#### [Material for this exercise]
* * * * * * * * *

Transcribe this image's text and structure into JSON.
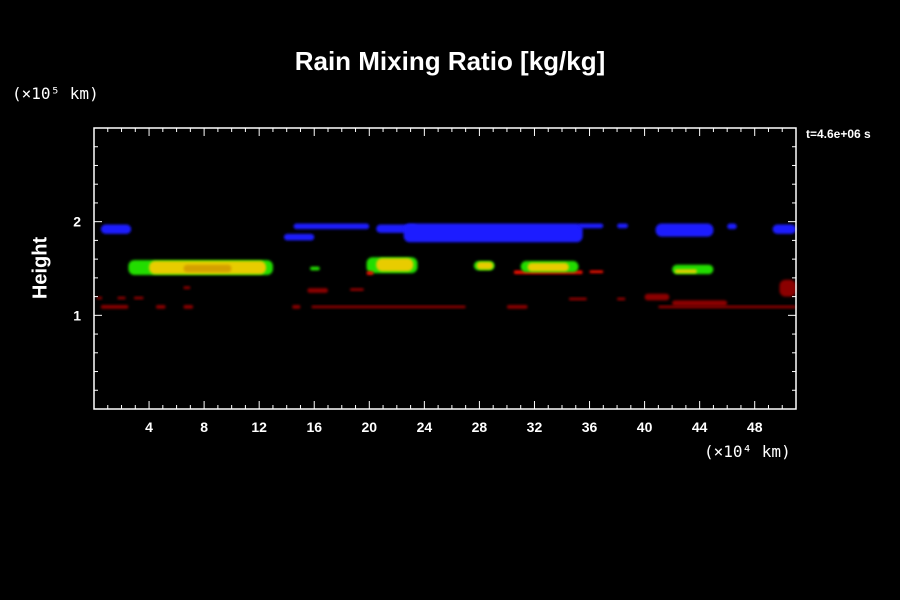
{
  "chart_data": {
    "type": "heatmap",
    "title": "Rain Mixing Ratio [kg/kg]",
    "ylabel": "Height",
    "x_unit": "(×10⁴ km)",
    "y_unit": "(×10⁵ km)",
    "time_label": "t=4.6e+06 s",
    "xlim": [
      0,
      51
    ],
    "ylim": [
      0,
      3
    ],
    "x_ticks": [
      4,
      8,
      12,
      16,
      20,
      24,
      28,
      32,
      36,
      40,
      44,
      48
    ],
    "y_ticks": [
      1,
      2
    ],
    "colors": {
      "blue": "#1a1aff",
      "green": "#22dd00",
      "yellow": "#e8cc00",
      "orange": "#d4a000",
      "red": "#ee1100",
      "darkred": "#8b0000",
      "axis": "#ffffff",
      "background": "#000000"
    },
    "regions": [
      {
        "level": "blue",
        "x0": 0.5,
        "x1": 2.7,
        "y0": 1.87,
        "y1": 1.97
      },
      {
        "level": "blue",
        "x0": 13.8,
        "x1": 16.0,
        "y0": 1.8,
        "y1": 1.87
      },
      {
        "level": "blue",
        "x0": 14.5,
        "x1": 20.0,
        "y0": 1.92,
        "y1": 1.98
      },
      {
        "level": "blue",
        "x0": 20.5,
        "x1": 23.5,
        "y0": 1.88,
        "y1": 1.97
      },
      {
        "level": "blue",
        "x0": 22.5,
        "x1": 35.5,
        "y0": 1.78,
        "y1": 1.98
      },
      {
        "level": "blue",
        "x0": 35.2,
        "x1": 37.0,
        "y0": 1.93,
        "y1": 1.98
      },
      {
        "level": "blue",
        "x0": 38.0,
        "x1": 38.8,
        "y0": 1.93,
        "y1": 1.98
      },
      {
        "level": "blue",
        "x0": 40.8,
        "x1": 45.0,
        "y0": 1.84,
        "y1": 1.98
      },
      {
        "level": "blue",
        "x0": 46.0,
        "x1": 46.7,
        "y0": 1.92,
        "y1": 1.98
      },
      {
        "level": "blue",
        "x0": 49.3,
        "x1": 51.0,
        "y0": 1.87,
        "y1": 1.97
      },
      {
        "level": "green",
        "x0": 2.5,
        "x1": 13.0,
        "y0": 1.43,
        "y1": 1.59
      },
      {
        "level": "yellow",
        "x0": 4.0,
        "x1": 12.5,
        "y0": 1.44,
        "y1": 1.58
      },
      {
        "level": "orange",
        "x0": 6.5,
        "x1": 10.0,
        "y0": 1.46,
        "y1": 1.54
      },
      {
        "level": "green",
        "x0": 15.7,
        "x1": 16.4,
        "y0": 1.48,
        "y1": 1.52
      },
      {
        "level": "green",
        "x0": 19.8,
        "x1": 23.5,
        "y0": 1.45,
        "y1": 1.62
      },
      {
        "level": "yellow",
        "x0": 20.5,
        "x1": 23.2,
        "y0": 1.47,
        "y1": 1.61
      },
      {
        "level": "red",
        "x0": 19.8,
        "x1": 20.3,
        "y0": 1.43,
        "y1": 1.47
      },
      {
        "level": "green",
        "x0": 27.6,
        "x1": 29.1,
        "y0": 1.48,
        "y1": 1.58
      },
      {
        "level": "yellow",
        "x0": 27.8,
        "x1": 29.0,
        "y0": 1.49,
        "y1": 1.57
      },
      {
        "level": "red",
        "x0": 30.5,
        "x1": 35.5,
        "y0": 1.44,
        "y1": 1.48
      },
      {
        "level": "green",
        "x0": 31.0,
        "x1": 35.2,
        "y0": 1.46,
        "y1": 1.58
      },
      {
        "level": "yellow",
        "x0": 31.5,
        "x1": 34.5,
        "y0": 1.47,
        "y1": 1.56
      },
      {
        "level": "red",
        "x0": 36.0,
        "x1": 37.0,
        "y0": 1.45,
        "y1": 1.48
      },
      {
        "level": "green",
        "x0": 42.0,
        "x1": 45.0,
        "y0": 1.44,
        "y1": 1.54
      },
      {
        "level": "yellow",
        "x0": 42.2,
        "x1": 43.8,
        "y0": 1.45,
        "y1": 1.49
      },
      {
        "level": "darkred",
        "x0": 0.5,
        "x1": 2.5,
        "y0": 1.07,
        "y1": 1.11
      },
      {
        "level": "darkred",
        "x0": 4.5,
        "x1": 5.2,
        "y0": 1.07,
        "y1": 1.11
      },
      {
        "level": "darkred",
        "x0": 6.5,
        "x1": 7.2,
        "y0": 1.07,
        "y1": 1.11
      },
      {
        "level": "darkred",
        "x0": 14.4,
        "x1": 15.0,
        "y0": 1.07,
        "y1": 1.11
      },
      {
        "level": "darkred",
        "x0": 15.8,
        "x1": 27.0,
        "y0": 1.075,
        "y1": 1.105
      },
      {
        "level": "darkred",
        "x0": 30.0,
        "x1": 31.5,
        "y0": 1.07,
        "y1": 1.11
      },
      {
        "level": "darkred",
        "x0": 41.0,
        "x1": 51.0,
        "y0": 1.075,
        "y1": 1.105
      },
      {
        "level": "darkred",
        "x0": 0.2,
        "x1": 0.6,
        "y0": 1.17,
        "y1": 1.2
      },
      {
        "level": "darkred",
        "x0": 1.7,
        "x1": 2.3,
        "y0": 1.17,
        "y1": 1.2
      },
      {
        "level": "darkred",
        "x0": 2.9,
        "x1": 3.6,
        "y0": 1.17,
        "y1": 1.2
      },
      {
        "level": "darkred",
        "x0": 6.5,
        "x1": 7.0,
        "y0": 1.28,
        "y1": 1.31
      },
      {
        "level": "darkred",
        "x0": 15.5,
        "x1": 17.0,
        "y0": 1.24,
        "y1": 1.29
      },
      {
        "level": "darkred",
        "x0": 18.6,
        "x1": 19.6,
        "y0": 1.26,
        "y1": 1.29
      },
      {
        "level": "darkred",
        "x0": 40.0,
        "x1": 41.8,
        "y0": 1.16,
        "y1": 1.23
      },
      {
        "level": "darkred",
        "x0": 42.0,
        "x1": 46.0,
        "y0": 1.1,
        "y1": 1.16
      },
      {
        "level": "darkred",
        "x0": 34.5,
        "x1": 35.8,
        "y0": 1.16,
        "y1": 1.19
      },
      {
        "level": "darkred",
        "x0": 38.0,
        "x1": 38.6,
        "y0": 1.16,
        "y1": 1.19
      },
      {
        "level": "darkred",
        "x0": 49.8,
        "x1": 51.0,
        "y0": 1.2,
        "y1": 1.38
      }
    ]
  }
}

* * * * * * * * *

#### [Given task]
The entries above should be reproduced exactly, without their pictures.

#### [Completed task]
Transcribe this image's text and structure into JSON.
{
  "chart_data": {
    "type": "heatmap",
    "title": "Rain Mixing Ratio [kg/kg]",
    "ylabel": "Height",
    "x_unit": "(×10⁴ km)",
    "y_unit": "(×10⁵ km)",
    "time_label": "t=4.6e+06 s",
    "xlim": [
      0,
      51
    ],
    "ylim": [
      0,
      3
    ],
    "x_ticks": [
      4,
      8,
      12,
      16,
      20,
      24,
      28,
      32,
      36,
      40,
      44,
      48
    ],
    "y_ticks": [
      1,
      2
    ],
    "colors": {
      "blue": "#1a1aff",
      "green": "#22dd00",
      "yellow": "#e8cc00",
      "orange": "#d4a000",
      "red": "#ee1100",
      "darkred": "#8b0000",
      "axis": "#ffffff",
      "background": "#000000"
    },
    "regions": [
      {
        "level": "blue",
        "x0": 0.5,
        "x1": 2.7,
        "y0": 1.87,
        "y1": 1.97
      },
      {
        "level": "blue",
        "x0": 13.8,
        "x1": 16.0,
        "y0": 1.8,
        "y1": 1.87
      },
      {
        "level": "blue",
        "x0": 14.5,
        "x1": 20.0,
        "y0": 1.92,
        "y1": 1.98
      },
      {
        "level": "blue",
        "x0": 20.5,
        "x1": 23.5,
        "y0": 1.88,
        "y1": 1.97
      },
      {
        "level": "blue",
        "x0": 22.5,
        "x1": 35.5,
        "y0": 1.78,
        "y1": 1.98
      },
      {
        "level": "blue",
        "x0": 35.2,
        "x1": 37.0,
        "y0": 1.93,
        "y1": 1.98
      },
      {
        "level": "blue",
        "x0": 38.0,
        "x1": 38.8,
        "y0": 1.93,
        "y1": 1.98
      },
      {
        "level": "blue",
        "x0": 40.8,
        "x1": 45.0,
        "y0": 1.84,
        "y1": 1.98
      },
      {
        "level": "blue",
        "x0": 46.0,
        "x1": 46.7,
        "y0": 1.92,
        "y1": 1.98
      },
      {
        "level": "blue",
        "x0": 49.3,
        "x1": 51.0,
        "y0": 1.87,
        "y1": 1.97
      },
      {
        "level": "green",
        "x0": 2.5,
        "x1": 13.0,
        "y0": 1.43,
        "y1": 1.59
      },
      {
        "level": "yellow",
        "x0": 4.0,
        "x1": 12.5,
        "y0": 1.44,
        "y1": 1.58
      },
      {
        "level": "orange",
        "x0": 6.5,
        "x1": 10.0,
        "y0": 1.46,
        "y1": 1.54
      },
      {
        "level": "green",
        "x0": 15.7,
        "x1": 16.4,
        "y0": 1.48,
        "y1": 1.52
      },
      {
        "level": "green",
        "x0": 19.8,
        "x1": 23.5,
        "y0": 1.45,
        "y1": 1.62
      },
      {
        "level": "yellow",
        "x0": 20.5,
        "x1": 23.2,
        "y0": 1.47,
        "y1": 1.61
      },
      {
        "level": "red",
        "x0": 19.8,
        "x1": 20.3,
        "y0": 1.43,
        "y1": 1.47
      },
      {
        "level": "green",
        "x0": 27.6,
        "x1": 29.1,
        "y0": 1.48,
        "y1": 1.58
      },
      {
        "level": "yellow",
        "x0": 27.8,
        "x1": 29.0,
        "y0": 1.49,
        "y1": 1.57
      },
      {
        "level": "red",
        "x0": 30.5,
        "x1": 35.5,
        "y0": 1.44,
        "y1": 1.48
      },
      {
        "level": "green",
        "x0": 31.0,
        "x1": 35.2,
        "y0": 1.46,
        "y1": 1.58
      },
      {
        "level": "yellow",
        "x0": 31.5,
        "x1": 34.5,
        "y0": 1.47,
        "y1": 1.56
      },
      {
        "level": "red",
        "x0": 36.0,
        "x1": 37.0,
        "y0": 1.45,
        "y1": 1.48
      },
      {
        "level": "green",
        "x0": 42.0,
        "x1": 45.0,
        "y0": 1.44,
        "y1": 1.54
      },
      {
        "level": "yellow",
        "x0": 42.2,
        "x1": 43.8,
        "y0": 1.45,
        "y1": 1.49
      },
      {
        "level": "darkred",
        "x0": 0.5,
        "x1": 2.5,
        "y0": 1.07,
        "y1": 1.11
      },
      {
        "level": "darkred",
        "x0": 4.5,
        "x1": 5.2,
        "y0": 1.07,
        "y1": 1.11
      },
      {
        "level": "darkred",
        "x0": 6.5,
        "x1": 7.2,
        "y0": 1.07,
        "y1": 1.11
      },
      {
        "level": "darkred",
        "x0": 14.4,
        "x1": 15.0,
        "y0": 1.07,
        "y1": 1.11
      },
      {
        "level": "darkred",
        "x0": 15.8,
        "x1": 27.0,
        "y0": 1.075,
        "y1": 1.105
      },
      {
        "level": "darkred",
        "x0": 30.0,
        "x1": 31.5,
        "y0": 1.07,
        "y1": 1.11
      },
      {
        "level": "darkred",
        "x0": 41.0,
        "x1": 51.0,
        "y0": 1.075,
        "y1": 1.105
      },
      {
        "level": "darkred",
        "x0": 0.2,
        "x1": 0.6,
        "y0": 1.17,
        "y1": 1.2
      },
      {
        "level": "darkred",
        "x0": 1.7,
        "x1": 2.3,
        "y0": 1.17,
        "y1": 1.2
      },
      {
        "level": "darkred",
        "x0": 2.9,
        "x1": 3.6,
        "y0": 1.17,
        "y1": 1.2
      },
      {
        "level": "darkred",
        "x0": 6.5,
        "x1": 7.0,
        "y0": 1.28,
        "y1": 1.31
      },
      {
        "level": "darkred",
        "x0": 15.5,
        "x1": 17.0,
        "y0": 1.24,
        "y1": 1.29
      },
      {
        "level": "darkred",
        "x0": 18.6,
        "x1": 19.6,
        "y0": 1.26,
        "y1": 1.29
      },
      {
        "level": "darkred",
        "x0": 40.0,
        "x1": 41.8,
        "y0": 1.16,
        "y1": 1.23
      },
      {
        "level": "darkred",
        "x0": 42.0,
        "x1": 46.0,
        "y0": 1.1,
        "y1": 1.16
      },
      {
        "level": "darkred",
        "x0": 34.5,
        "x1": 35.8,
        "y0": 1.16,
        "y1": 1.19
      },
      {
        "level": "darkred",
        "x0": 38.0,
        "x1": 38.6,
        "y0": 1.16,
        "y1": 1.19
      },
      {
        "level": "darkred",
        "x0": 49.8,
        "x1": 51.0,
        "y0": 1.2,
        "y1": 1.38
      }
    ]
  }
}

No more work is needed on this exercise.